# [Information given]
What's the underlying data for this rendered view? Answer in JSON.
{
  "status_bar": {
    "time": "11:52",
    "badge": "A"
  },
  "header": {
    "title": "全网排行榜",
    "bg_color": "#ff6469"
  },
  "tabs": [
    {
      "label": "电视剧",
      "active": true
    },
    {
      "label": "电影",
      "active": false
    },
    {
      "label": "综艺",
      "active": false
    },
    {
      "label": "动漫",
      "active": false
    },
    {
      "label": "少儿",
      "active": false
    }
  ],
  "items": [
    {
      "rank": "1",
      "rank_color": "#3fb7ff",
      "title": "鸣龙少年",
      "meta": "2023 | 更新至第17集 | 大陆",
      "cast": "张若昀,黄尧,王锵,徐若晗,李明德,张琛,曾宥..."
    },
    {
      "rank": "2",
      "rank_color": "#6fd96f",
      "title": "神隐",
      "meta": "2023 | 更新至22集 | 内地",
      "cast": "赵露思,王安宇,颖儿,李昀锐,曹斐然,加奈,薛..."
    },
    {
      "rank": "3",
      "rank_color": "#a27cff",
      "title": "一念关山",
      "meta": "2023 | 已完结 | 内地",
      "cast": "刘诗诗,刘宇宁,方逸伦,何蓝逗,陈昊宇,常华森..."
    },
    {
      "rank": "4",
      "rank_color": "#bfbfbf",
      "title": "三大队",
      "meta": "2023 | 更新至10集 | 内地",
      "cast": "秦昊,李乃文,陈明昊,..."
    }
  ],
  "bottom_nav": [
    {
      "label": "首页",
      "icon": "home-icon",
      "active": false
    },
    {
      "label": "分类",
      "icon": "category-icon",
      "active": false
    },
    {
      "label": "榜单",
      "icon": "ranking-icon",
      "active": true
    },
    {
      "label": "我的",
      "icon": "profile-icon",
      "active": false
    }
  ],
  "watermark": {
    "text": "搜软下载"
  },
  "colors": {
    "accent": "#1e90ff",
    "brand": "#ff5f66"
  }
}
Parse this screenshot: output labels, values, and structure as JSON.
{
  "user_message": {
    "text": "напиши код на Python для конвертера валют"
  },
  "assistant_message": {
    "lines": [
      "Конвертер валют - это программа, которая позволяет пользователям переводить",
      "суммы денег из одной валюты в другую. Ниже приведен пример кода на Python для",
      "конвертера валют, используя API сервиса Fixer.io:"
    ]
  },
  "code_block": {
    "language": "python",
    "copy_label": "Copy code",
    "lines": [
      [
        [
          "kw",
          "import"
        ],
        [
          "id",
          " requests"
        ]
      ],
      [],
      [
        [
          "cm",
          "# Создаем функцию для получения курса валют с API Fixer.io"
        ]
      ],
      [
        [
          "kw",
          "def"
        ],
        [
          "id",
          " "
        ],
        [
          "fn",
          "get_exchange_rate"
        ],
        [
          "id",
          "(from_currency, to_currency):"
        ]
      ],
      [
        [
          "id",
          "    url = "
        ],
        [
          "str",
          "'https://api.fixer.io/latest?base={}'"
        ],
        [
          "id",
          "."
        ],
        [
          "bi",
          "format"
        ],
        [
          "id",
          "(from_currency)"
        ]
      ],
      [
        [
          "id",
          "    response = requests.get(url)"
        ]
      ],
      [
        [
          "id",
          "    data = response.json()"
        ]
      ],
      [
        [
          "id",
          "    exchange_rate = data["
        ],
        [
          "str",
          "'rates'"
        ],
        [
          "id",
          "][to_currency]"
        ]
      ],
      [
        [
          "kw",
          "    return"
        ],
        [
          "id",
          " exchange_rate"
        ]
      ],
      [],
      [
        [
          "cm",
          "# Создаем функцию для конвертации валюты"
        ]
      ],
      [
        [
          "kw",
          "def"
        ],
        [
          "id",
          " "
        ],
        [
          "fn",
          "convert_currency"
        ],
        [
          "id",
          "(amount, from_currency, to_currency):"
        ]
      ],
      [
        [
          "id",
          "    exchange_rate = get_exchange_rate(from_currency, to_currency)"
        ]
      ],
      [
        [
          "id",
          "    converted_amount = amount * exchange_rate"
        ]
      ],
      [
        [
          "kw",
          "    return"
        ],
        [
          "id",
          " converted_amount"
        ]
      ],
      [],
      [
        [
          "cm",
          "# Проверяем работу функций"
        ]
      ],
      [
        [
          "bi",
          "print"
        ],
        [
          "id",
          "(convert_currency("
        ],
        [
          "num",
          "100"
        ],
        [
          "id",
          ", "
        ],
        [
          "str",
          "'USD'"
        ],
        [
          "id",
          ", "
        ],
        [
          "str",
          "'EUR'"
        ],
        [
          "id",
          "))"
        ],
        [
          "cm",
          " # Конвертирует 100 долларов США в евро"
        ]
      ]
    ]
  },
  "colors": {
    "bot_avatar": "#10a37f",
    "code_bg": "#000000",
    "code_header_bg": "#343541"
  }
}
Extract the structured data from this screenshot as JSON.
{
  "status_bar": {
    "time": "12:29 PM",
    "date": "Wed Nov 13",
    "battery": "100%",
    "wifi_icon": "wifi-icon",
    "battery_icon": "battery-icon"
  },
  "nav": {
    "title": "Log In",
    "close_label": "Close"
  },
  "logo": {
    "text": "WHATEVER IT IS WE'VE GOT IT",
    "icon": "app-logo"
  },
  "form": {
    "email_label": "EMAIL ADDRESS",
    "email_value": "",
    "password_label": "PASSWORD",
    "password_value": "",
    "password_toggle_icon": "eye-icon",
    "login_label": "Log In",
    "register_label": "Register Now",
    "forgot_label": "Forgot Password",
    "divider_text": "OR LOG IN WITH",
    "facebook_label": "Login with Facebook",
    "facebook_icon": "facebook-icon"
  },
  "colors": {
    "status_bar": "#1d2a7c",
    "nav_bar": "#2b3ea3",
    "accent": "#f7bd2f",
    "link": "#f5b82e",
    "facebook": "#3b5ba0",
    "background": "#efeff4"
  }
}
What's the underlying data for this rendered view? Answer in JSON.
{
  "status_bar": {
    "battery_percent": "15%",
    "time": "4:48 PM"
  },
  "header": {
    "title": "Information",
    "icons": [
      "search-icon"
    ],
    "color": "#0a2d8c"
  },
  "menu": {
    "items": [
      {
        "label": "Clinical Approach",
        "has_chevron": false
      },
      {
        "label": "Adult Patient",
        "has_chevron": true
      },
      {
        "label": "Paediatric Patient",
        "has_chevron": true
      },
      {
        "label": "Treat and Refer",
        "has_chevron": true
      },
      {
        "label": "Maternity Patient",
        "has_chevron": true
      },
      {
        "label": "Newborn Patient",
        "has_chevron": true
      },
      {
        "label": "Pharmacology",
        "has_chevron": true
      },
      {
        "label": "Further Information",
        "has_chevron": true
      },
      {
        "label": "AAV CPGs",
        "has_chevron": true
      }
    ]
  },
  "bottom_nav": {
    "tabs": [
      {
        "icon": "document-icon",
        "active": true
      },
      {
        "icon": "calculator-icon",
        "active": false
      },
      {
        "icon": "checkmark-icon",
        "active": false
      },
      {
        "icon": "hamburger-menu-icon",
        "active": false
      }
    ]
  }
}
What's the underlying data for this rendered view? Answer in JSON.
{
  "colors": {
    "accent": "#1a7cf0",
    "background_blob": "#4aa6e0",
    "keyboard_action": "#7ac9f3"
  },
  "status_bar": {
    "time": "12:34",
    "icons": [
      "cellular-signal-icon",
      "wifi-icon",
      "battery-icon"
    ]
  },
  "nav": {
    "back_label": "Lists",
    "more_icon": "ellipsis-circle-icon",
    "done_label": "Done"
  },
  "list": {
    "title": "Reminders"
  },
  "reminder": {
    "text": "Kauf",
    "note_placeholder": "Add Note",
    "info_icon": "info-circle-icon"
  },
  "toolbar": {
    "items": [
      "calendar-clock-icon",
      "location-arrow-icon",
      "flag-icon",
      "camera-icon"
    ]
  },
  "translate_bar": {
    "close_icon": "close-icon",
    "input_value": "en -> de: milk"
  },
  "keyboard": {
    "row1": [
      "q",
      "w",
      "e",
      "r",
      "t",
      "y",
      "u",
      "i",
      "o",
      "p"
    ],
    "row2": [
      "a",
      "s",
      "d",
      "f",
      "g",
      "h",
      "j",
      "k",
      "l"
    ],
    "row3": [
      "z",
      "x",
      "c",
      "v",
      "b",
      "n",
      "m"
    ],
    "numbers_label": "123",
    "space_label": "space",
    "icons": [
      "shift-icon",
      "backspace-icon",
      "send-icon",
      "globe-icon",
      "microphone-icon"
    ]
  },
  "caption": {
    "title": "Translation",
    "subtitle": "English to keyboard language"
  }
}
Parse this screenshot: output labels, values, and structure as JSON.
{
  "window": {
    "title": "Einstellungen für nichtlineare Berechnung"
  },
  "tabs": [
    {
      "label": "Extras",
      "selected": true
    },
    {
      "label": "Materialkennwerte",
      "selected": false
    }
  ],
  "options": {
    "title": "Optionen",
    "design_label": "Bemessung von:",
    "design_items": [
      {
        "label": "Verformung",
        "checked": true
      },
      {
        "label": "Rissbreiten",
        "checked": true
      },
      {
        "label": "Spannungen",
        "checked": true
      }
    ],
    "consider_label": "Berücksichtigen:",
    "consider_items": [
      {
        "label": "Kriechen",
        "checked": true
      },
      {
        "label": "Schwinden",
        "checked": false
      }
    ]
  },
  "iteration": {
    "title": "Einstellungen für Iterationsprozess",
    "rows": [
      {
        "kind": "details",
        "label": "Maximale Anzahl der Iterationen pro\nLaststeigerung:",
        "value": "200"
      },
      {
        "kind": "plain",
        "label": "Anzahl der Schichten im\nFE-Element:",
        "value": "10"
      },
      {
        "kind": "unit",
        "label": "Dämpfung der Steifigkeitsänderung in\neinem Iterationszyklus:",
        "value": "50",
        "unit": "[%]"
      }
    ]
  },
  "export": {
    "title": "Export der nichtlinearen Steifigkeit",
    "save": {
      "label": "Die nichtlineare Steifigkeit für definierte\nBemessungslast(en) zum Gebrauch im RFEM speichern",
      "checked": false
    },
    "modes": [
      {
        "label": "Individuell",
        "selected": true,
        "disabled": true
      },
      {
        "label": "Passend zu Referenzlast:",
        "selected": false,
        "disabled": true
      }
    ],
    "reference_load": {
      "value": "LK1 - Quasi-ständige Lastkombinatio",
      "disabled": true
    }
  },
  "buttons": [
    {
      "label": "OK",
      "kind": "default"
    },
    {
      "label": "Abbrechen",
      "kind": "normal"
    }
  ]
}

# [Exercise task]
Scan the material above. Return every line containing the string "cast".

# [Written answer]
      "cast": "张若昀,黄尧,王锵,徐若晗,李明德,张琛,曾宥..."
      "cast": "赵露思,王安宇,颖儿,李昀锐,曹斐然,加奈,薛..."
      "cast": "刘诗诗,刘宇宁,方逸伦,何蓝逗,陈昊宇,常华森..."
      "cast": "秦昊,李乃文,陈明昊,..."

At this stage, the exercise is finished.